説明

同軸CVケーブル用終端接続箱及びその支持構造

【課題】支持碍子を使用することなく、外部導体を引き出す同軸CVケーブル用終端接続箱の碍管を架台上に安定して支持できるようにする。
【解決手段】上端に同軸CVケーブル11の主導体13が接続された導体引出棒33を有する碍管27と、同軸CVケーブルの外被23に固定されて接地電位にある筒状のケーブル保護金具39と、碍管27とケーブル保護金具39の間を連結する筒状組立体43とを備える。筒状組立体43は、碍管の下部金具31に連結された上部絶縁筒45と、ケーブル保護金具39の上端に連結された下部絶縁筒47と、上部絶縁筒45と下部絶縁筒47の間を連結する中間金属筒49とからなり、中間金属筒49の一部に、同軸CVケーブルの外部導体17が接続された外部導体引出端子53を設ける。碍管の下部金具31と外部導体引出端子53が上部絶縁筒45によって絶縁されるため、碍管の下部金具31を架台に直接固定でき、安定する。

【発明の詳細な説明】
【技術分野】
【0001】
本発明は、同軸CVケーブル(架橋ポリエチレン絶縁電力ケーブル)用の終端接続箱と、その支持構造に関するものである。
【背景技術】
【0002】
同軸CVケーブルは、中心に銅撚線からなる主導体を有し、その外側に架橋ポリエチレンからなる主絶縁体を介して外部導体を設け、その外側にポリエチレン等からなる外部絶縁体を介して鉛被を設け、その外側にポリエチレン等からなる防食層を設けた構造となっている(特許文献1参照)。外部導体は、多数の銅素線を同心撚りすることにより構成されている。外部導体は帰路電流を流す帰路導体となる。
【0003】
同軸CVケーブル用の終端接続箱は、上端に同軸CVケーブルの主導体が接続された導体引出棒を有する碍管を備えており、この碍管の下に同軸CVケーブルの外部導体を接続箱外に引き出す外部導体引出端子を設けた構造となっている。従来のこの種の終端接続箱では、特許文献2に示されるように、外部導体引出端子が碍管の下部金具に取り付けられているため、碍管の下部金具が同軸CVケーブルの外部導体と同電位になり、碍管の下部金具を架台(接地電位)に直接固定することができない。
【0004】
そこで従来は、特許文献2のように絶縁筒の下部を架台上に固定する構造、あるいは特許文献3のように架台上に複数本の支持碍子を立て、架台と電気的に絶縁するため支持碍子上に碍管の下部金具を固定する構造が採用されている。

■ **提供データ**
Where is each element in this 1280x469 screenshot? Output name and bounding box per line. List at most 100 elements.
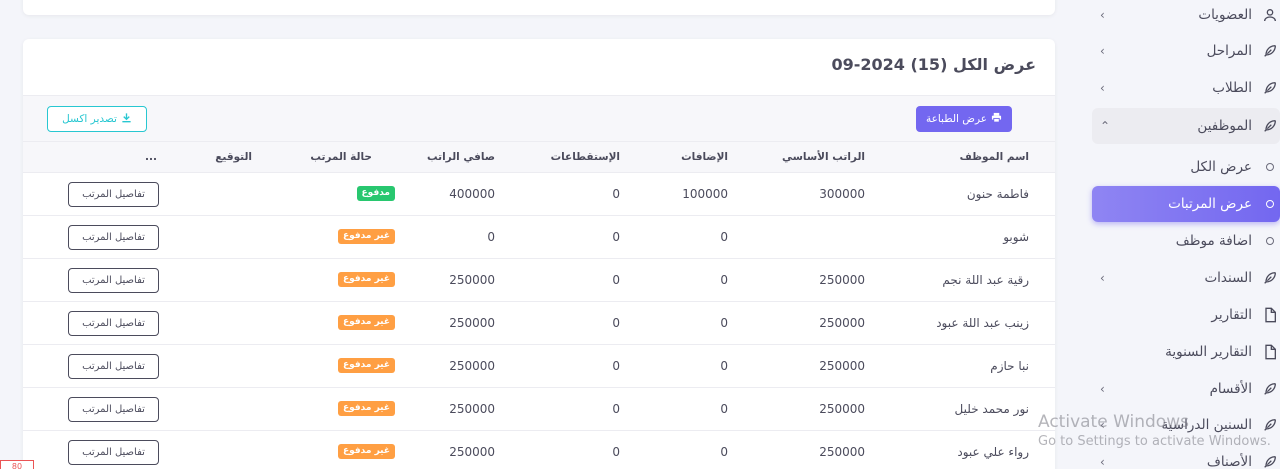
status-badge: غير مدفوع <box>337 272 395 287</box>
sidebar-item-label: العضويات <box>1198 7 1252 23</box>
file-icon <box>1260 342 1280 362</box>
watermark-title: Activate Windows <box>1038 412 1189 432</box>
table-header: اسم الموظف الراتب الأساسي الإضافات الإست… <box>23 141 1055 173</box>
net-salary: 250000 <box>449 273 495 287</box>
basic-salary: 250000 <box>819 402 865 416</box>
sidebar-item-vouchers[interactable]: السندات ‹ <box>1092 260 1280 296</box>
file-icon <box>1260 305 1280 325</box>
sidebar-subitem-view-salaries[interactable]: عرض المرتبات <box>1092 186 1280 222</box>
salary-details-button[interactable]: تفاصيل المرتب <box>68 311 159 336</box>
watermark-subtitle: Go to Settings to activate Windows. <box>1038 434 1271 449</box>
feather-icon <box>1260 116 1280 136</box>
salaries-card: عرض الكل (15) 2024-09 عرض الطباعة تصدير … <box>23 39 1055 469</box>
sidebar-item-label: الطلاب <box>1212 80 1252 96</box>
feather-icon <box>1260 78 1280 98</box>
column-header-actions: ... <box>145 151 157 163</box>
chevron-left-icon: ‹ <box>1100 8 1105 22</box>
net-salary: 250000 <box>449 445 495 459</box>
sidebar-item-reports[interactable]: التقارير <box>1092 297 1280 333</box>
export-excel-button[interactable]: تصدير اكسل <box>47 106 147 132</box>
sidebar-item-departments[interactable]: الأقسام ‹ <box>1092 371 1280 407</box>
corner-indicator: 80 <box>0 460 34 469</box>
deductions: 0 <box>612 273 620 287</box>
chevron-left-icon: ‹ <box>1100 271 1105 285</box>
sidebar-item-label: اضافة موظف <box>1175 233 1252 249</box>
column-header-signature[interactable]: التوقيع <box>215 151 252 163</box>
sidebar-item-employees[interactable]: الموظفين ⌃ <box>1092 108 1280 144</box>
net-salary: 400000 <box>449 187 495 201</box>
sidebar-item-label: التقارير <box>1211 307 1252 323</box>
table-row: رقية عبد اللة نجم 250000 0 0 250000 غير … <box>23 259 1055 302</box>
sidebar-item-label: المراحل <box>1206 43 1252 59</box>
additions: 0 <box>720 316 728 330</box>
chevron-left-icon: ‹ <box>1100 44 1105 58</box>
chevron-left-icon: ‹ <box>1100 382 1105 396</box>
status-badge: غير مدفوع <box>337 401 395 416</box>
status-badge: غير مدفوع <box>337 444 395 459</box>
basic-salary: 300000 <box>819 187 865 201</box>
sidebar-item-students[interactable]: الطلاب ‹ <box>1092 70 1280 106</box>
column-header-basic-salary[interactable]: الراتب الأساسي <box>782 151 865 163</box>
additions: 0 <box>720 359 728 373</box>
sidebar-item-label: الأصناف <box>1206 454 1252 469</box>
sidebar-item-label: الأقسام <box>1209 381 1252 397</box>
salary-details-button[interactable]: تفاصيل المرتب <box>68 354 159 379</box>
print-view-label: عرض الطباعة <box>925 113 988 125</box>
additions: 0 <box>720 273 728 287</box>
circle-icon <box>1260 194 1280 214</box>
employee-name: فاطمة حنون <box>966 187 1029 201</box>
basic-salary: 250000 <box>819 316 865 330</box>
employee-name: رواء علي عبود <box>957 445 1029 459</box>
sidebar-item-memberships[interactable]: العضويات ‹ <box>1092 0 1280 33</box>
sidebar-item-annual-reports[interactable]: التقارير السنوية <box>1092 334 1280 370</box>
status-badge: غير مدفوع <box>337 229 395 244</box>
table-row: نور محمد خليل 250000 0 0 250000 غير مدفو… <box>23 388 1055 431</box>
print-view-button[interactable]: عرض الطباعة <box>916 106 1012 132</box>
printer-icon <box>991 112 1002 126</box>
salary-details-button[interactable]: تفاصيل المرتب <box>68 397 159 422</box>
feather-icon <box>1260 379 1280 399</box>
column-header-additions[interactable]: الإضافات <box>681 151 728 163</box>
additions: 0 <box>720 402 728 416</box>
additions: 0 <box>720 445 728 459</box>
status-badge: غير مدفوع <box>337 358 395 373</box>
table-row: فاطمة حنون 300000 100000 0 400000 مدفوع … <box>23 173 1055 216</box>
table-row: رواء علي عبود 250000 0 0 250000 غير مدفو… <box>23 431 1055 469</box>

■ **練習問題**
a) 同軸CVケーブル用終端接続箱の引用文に基づき、次の問いに答えよ。
(i) 同軸CVケーブルの外部導体は、何を同心撚りすることにより構成されているか。
(ii) 碍管とケーブル保護金具の間を連結する筒状組立体は、どの三つの部材からなるか。
(iii) 特許文献2に示される従来の終端接続箱では、外部導体引出端子はどこに取り付けられているか。
b) 同軸CVケーブル用終端接続箱の引用文を、最後の文の後から書き継げ。

■ **解答一覧**
a)
(i) 多数の銅素線
(ii) 上部絶縁筒、下部絶縁筒、中間金属筒
(iii) 碍管の下部金具

b)
【0005】
【特許文献1】特開平11−120836号公報
【特許文献2】特開平8−126181号公報
【特許文献3】特開2000−261948号公報
【発明の開示】
【発明が解決しようとする課題】
【0006】
しかし、特許文献2のように絶縁筒の下部を架台上に固定する構造では、碍管は上部に主導体の電圧がかかり、かつ直下(絶縁筒の上部)の金具に外部導体の電圧が生じるため、特に、送電電圧が高くなった場合に、碍管が負う電気的な負担が大きくなってしまう。また、碍管、外部導体引出し部、絶縁筒が架台上に構成されるので、背が高くなる。さらに、絶縁筒は、碍管と外部導体引出し部の重さに耐えるものが必要である。このように絶縁筒を配することは、高電圧になり碍管が大きくなる場合にコストアップになる。
【0007】
一方、架台上に複数本の支持碍子を立て、この支持碍子上に碍管の下部金具を固定する構造では、送電電圧がさらに高くなり、碍管のサイズが大きくなると、碍管を安定して支持することは困難である。例えば、屋外(大気中)に設置される終端接続箱(以下、気中終端接続箱という)では、交流30kV級同軸CVケーブルに用いるものの碍管の高さは1.3m位であり、この程度であれば、碍管を4本の支持碍子で安定して支持することは可能である。しかし、直流海底ケーブルシステムとして現在実用化が検討されている直流250kV級同軸CVケーブルの気中終端接続箱では、碍管の高さが5.4mにもなり、このような大型の碍管を、架台上に立てた支持碍子で支持するとなると、きわめて強固で大型の支持碍子が必要となり、汎用の支持碍子では対応できないため、大幅なコストアップを招く。また、大型の碍管を支持する支持碍子には、付属品や取付品等を含む碍管自身の重さと、強風や地震などによる強大な曲げ応力、圧縮・引張応力(以下、これらを負荷という)がかかるため、支持碍子が破損するおそれもある。また、直流250kV級のような高い電圧階級では、電気的な絶縁を保ち、かつ前述の負荷に耐え得る適当な汎用の支持碍子が現状では入手できない。
【0008】
本発明の目的は、支持碍子を使用することなく、大型の碍管を架台上に安定して支持し、架台に電圧が印加されない構造を有する同軸CVケーブル用終端接続箱と、その支持構造を提供することにある。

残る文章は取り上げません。